═════ The data ═════

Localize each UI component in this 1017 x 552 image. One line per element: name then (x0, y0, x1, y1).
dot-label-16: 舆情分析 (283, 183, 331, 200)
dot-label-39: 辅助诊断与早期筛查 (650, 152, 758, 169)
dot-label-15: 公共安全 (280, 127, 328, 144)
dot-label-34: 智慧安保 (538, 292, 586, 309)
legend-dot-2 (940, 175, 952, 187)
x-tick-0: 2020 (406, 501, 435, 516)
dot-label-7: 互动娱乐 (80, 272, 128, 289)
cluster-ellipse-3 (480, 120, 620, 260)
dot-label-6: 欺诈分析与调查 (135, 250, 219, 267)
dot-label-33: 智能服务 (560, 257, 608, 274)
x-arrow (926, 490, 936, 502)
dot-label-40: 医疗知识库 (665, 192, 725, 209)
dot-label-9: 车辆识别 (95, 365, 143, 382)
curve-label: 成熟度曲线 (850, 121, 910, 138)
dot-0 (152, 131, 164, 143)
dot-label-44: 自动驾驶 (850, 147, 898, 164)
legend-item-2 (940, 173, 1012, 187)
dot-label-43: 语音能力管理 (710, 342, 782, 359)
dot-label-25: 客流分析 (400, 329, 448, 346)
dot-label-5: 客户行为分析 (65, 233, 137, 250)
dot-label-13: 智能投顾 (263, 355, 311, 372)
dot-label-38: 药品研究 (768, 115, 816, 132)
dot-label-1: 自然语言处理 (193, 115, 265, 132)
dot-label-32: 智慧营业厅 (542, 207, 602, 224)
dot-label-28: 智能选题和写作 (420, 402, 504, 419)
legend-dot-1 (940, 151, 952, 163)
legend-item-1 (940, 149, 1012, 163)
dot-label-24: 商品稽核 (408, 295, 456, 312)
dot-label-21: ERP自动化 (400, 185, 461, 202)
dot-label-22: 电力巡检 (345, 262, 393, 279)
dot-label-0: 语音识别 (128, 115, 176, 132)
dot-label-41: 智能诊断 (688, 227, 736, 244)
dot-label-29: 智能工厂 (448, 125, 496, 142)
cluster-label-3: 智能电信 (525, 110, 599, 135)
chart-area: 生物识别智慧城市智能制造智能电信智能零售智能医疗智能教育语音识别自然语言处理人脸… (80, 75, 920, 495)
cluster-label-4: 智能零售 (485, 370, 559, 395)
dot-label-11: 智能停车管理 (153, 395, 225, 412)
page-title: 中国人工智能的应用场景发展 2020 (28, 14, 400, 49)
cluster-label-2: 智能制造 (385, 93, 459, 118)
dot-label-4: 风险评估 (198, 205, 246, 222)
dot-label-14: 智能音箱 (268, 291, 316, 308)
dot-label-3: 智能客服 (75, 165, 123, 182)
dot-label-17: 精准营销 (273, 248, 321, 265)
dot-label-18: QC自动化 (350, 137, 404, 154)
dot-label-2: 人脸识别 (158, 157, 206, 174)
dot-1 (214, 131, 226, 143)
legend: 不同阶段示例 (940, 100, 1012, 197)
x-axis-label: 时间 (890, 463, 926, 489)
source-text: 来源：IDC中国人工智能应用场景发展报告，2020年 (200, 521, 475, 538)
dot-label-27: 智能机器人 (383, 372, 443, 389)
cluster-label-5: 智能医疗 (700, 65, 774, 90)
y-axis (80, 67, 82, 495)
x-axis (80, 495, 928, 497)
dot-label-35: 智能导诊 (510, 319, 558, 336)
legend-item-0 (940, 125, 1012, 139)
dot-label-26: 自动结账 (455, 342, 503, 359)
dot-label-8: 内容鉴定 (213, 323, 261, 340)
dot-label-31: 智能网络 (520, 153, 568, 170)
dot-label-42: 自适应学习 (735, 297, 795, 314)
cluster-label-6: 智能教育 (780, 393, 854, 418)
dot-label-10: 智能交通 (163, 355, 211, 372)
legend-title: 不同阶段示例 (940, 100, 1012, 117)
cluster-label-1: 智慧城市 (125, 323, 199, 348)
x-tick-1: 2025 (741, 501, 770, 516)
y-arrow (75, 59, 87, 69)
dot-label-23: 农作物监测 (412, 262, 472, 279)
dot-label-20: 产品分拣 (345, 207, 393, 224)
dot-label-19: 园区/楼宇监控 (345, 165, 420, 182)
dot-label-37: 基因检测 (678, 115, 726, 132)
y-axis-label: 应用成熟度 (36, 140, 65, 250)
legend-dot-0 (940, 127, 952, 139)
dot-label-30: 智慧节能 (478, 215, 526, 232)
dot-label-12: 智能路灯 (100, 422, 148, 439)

═════

Convert every line of the material into a JSON list of strings, with one string per line and no blank lines.

Task response »
[
  "Localize each UI component in this 1017 x 552 image. One line per element: name then (x0, y0, x1, y1).",
  "dot-label-16: 舆情分析 (283, 183, 331, 200)",
  "dot-label-39: 辅助诊断与早期筛查 (650, 152, 758, 169)",
  "dot-label-15: 公共安全 (280, 127, 328, 144)",
  "dot-label-34: 智慧安保 (538, 292, 586, 309)",
  "legend-dot-2 (940, 175, 952, 187)",
  "x-tick-0: 2020 (406, 501, 435, 516)",
  "dot-label-7: 互动娱乐 (80, 272, 128, 289)",
  "cluster-ellipse-3 (480, 120, 620, 260)",
  "dot-label-6: 欺诈分析与调查 (135, 250, 219, 267)",
  "dot-label-33: 智能服务 (560, 257, 608, 274)",
  "x-arrow (926, 490, 936, 502)",
  "dot-label-40: 医疗知识库 (665, 192, 725, 209)",
  "dot-label-9: 车辆识别 (95, 365, 143, 382)",
  "curve-label: 成熟度曲线 (850, 121, 910, 138)",
  "dot-0 (152, 131, 164, 143)",
  "dot-label-44: 自动驾驶 (850, 147, 898, 164)",
  "legend-item-2 (940, 173, 1012, 187)",
  "dot-label-43: 语音能力管理 (710, 342, 782, 359)",
  "dot-label-25: 客流分析 (400, 329, 448, 346)",
  "dot-label-5: 客户行为分析 (65, 233, 137, 250)",
  "dot-label-13: 智能投顾 (263, 355, 311, 372)",
  "dot-label-38: 药品研究 (768, 115, 816, 132)",
  "dot-label-1: 自然语言处理 (193, 115, 265, 132)",
  "dot-label-32: 智慧营业厅 (542, 207, 602, 224)",
  "dot-label-28: 智能选题和写作 (420, 402, 504, 419)",
  "legend-dot-1 (940, 151, 952, 163)",
  "legend-item-1 (940, 149, 1012, 163)",
  "dot-label-24: 商品稽核 (408, 295, 456, 312)",
  "dot-label-21: ERP自动化 (400, 185, 461, 202)",
  "dot-label-22: 电力巡检 (345, 262, 393, 279)",
  "dot-label-0: 语音识别 (128, 115, 176, 132)",
  "dot-label-41: 智能诊断 (688, 227, 736, 244)",
  "dot-label-29: 智能工厂 (448, 125, 496, 142)",
  "cluster-label-3: 智能电信 (525, 110, 599, 135)",
  "chart-area: 生物识别智慧城市智能制造智能电信智能零售智能医疗智能教育语音识别自然语言处理人脸… (80, 75, 920, 495)",
  "cluster-label-4: 智能零售 (485, 370, 559, 395)",
  "dot-label-11: 智能停车管理 (153, 395, 225, 412)",
  "page-title: 中国人工智能的应用场景发展 2020 (28, 14, 400, 49)",
  "cluster-label-2: 智能制造 (385, 93, 459, 118)",
  "dot-label-4: 风险评估 (198, 205, 246, 222)",
  "dot-label-14: 智能音箱 (268, 291, 316, 308)",
  "dot-label-3: 智能客服 (75, 165, 123, 182)",
  "dot-label-17: 精准营销 (273, 248, 321, 265)",
  "dot-label-18: QC自动化 (350, 137, 404, 154)",
  "dot-label-2: 人脸识别 (158, 157, 206, 174)",
  "dot-1 (214, 131, 226, 143)",
  "legend: 不同阶段示例 (940, 100, 1012, 197)",
  "x-axis-label: 时间 (890, 463, 926, 489)",
  "source-text: 来源：IDC中国人工智能应用场景发展报告，2020年 (200, 521, 475, 538)",
  "dot-label-27: 智能机器人 (383, 372, 443, 389)",
  "cluster-label-5: 智能医疗 (700, 65, 774, 90)",
  "y-axis (80, 67, 82, 495)",
  "x-axis (80, 495, 928, 497)",
  "dot-label-35: 智能导诊 (510, 319, 558, 336)",
  "legend-item-0 (940, 125, 1012, 139)",
  "dot-label-26: 自动结账 (455, 342, 503, 359)",
  "dot-label-8: 内容鉴定 (213, 323, 261, 340)",
  "dot-label-31: 智能网络 (520, 153, 568, 170)",
  "dot-label-42: 自适应学习 (735, 297, 795, 314)",
  "cluster-label-6: 智能教育 (780, 393, 854, 418)",
  "dot-label-10: 智能交通 (163, 355, 211, 372)",
  "legend-title: 不同阶段示例 (940, 100, 1012, 117)",
  "cluster-label-1: 智慧城市 (125, 323, 199, 348)",
  "x-tick-1: 2025 (741, 501, 770, 516)",
  "y-arrow (75, 59, 87, 69)",
  "dot-label-23: 农作物监测 (412, 262, 472, 279)",
  "dot-label-20: 产品分拣 (345, 207, 393, 224)",
  "dot-label-19: 园区/楼宇监控 (345, 165, 420, 182)",
  "dot-label-37: 基因检测 (678, 115, 726, 132)",
  "y-axis-label: 应用成熟度 (36, 140, 65, 250)",
  "legend-dot-0 (940, 127, 952, 139)",
  "dot-label-30: 智慧节能 (478, 215, 526, 232)",
  "dot-label-12: 智能路灯 (100, 422, 148, 439)"
]